> _YOUR GOAL_
Everything in the records except the pictures needs to be printed again exactly.

> _INPUT DATA_
* * * * * * * * *

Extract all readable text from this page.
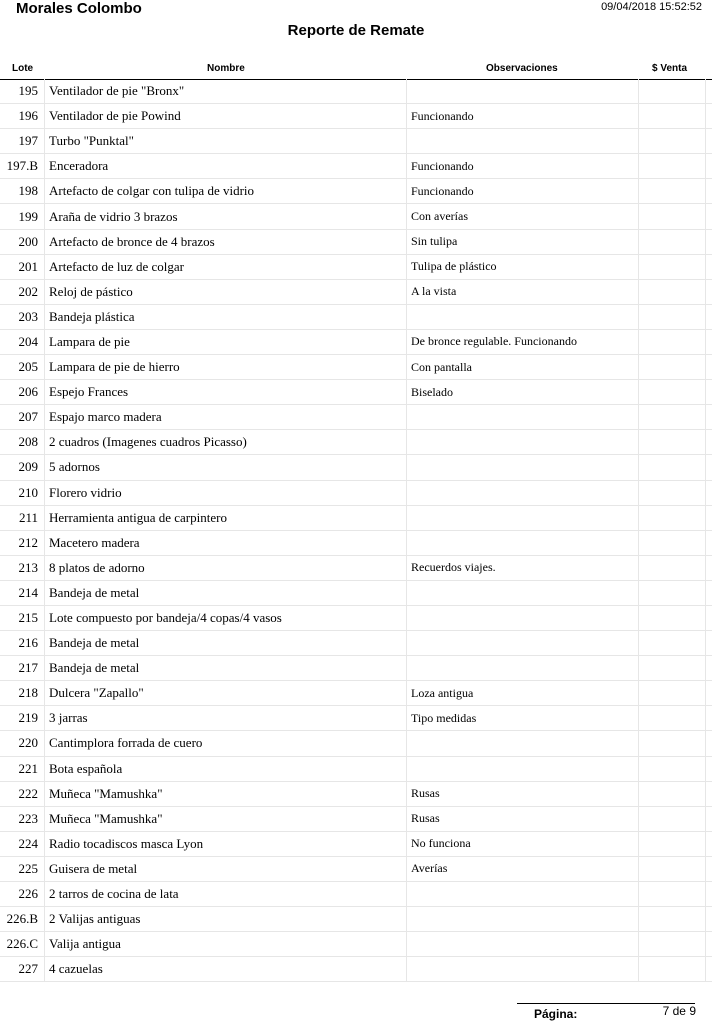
Morales Colombo	09/04/2018 15:52:52
Reporte de Remate
Lote	Nombre	Observaciones	$ Venta
195 Ventilador de pie "Bronx"
196 Ventilador de pie Powind	Funcionando
197 Turbo "Punktal"
197.B Enceradora	Funcionando
198 Artefacto de colgar con tulipa de vidrio	Funcionando
199 Araña de vidrio 3 brazos	Con averías
200 Artefacto de bronce de 4 brazos	Sin tulipa
201 Artefacto de luz de colgar	Tulipa de plástico
202 Reloj de pástico	A la vista
203 Bandeja plástica
204 Lampara de pie	De bronce regulable. Funcionando
205 Lampara de pie de hierro	Con pantalla
206 Espejo Frances	Biselado
207 Espajo marco madera
208 2 cuadros (Imagenes cuadros Picasso)
209 5 adornos
210 Florero vidrio
211 Herramienta antigua de carpintero
212 Macetero madera
213 8 platos de adorno	Recuerdos viajes.
214 Bandeja de metal
215 Lote compuesto por bandeja/4 copas/4 vasos
216 Bandeja de metal
217 Bandeja de metal
218 Dulcera "Zapallo"	Loza antigua
219 3 jarras	Tipo medidas
220 Cantimplora forrada de cuero
221 Bota española
222 Muñeca "Mamushka"	Rusas
223 Muñeca "Mamushka"	Rusas
224 Radio tocadiscos masca Lyon	No funciona
225 Guisera de metal	Averías
226 2 tarros de cocina de lata
226.B 2 Valijas antiguas
226.C Valija antigua
227 4 cazuelas
Página:	7 de 9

* * * * * * * * *

> _SOLUTION TO THIS TASK_
Extract all readable text from this page.
Morales Colombo	09/04/2018 15:52:52
Reporte de Remate
Lote	Nombre	Observaciones	$ Venta
195 Ventilador de pie "Bronx"
196 Ventilador de pie Powind	Funcionando
197 Turbo "Punktal"
197.B Enceradora	Funcionando
198 Artefacto de colgar con tulipa de vidrio	Funcionando
199 Araña de vidrio 3 brazos	Con averías
200 Artefacto de bronce de 4 brazos	Sin tulipa
201 Artefacto de luz de colgar	Tulipa de plástico
202 Reloj de pástico	A la vista
203 Bandeja plástica
204 Lampara de pie	De bronce regulable. Funcionando
205 Lampara de pie de hierro	Con pantalla
206 Espejo Frances	Biselado
207 Espajo marco madera
208 2 cuadros (Imagenes cuadros Picasso)
209 5 adornos
210 Florero vidrio
211 Herramienta antigua de carpintero
212 Macetero madera
213 8 platos de adorno	Recuerdos viajes.
214 Bandeja de metal
215 Lote compuesto por bandeja/4 copas/4 vasos
216 Bandeja de metal
217 Bandeja de metal
218 Dulcera "Zapallo"	Loza antigua
219 3 jarras	Tipo medidas
220 Cantimplora forrada de cuero
221 Bota española
222 Muñeca "Mamushka"	Rusas
223 Muñeca "Mamushka"	Rusas
224 Radio tocadiscos masca Lyon	No funciona
225 Guisera de metal	Averías
226 2 tarros de cocina de lata
226.B 2 Valijas antiguas
226.C Valija antigua
227 4 cazuelas
Página:	7 de 9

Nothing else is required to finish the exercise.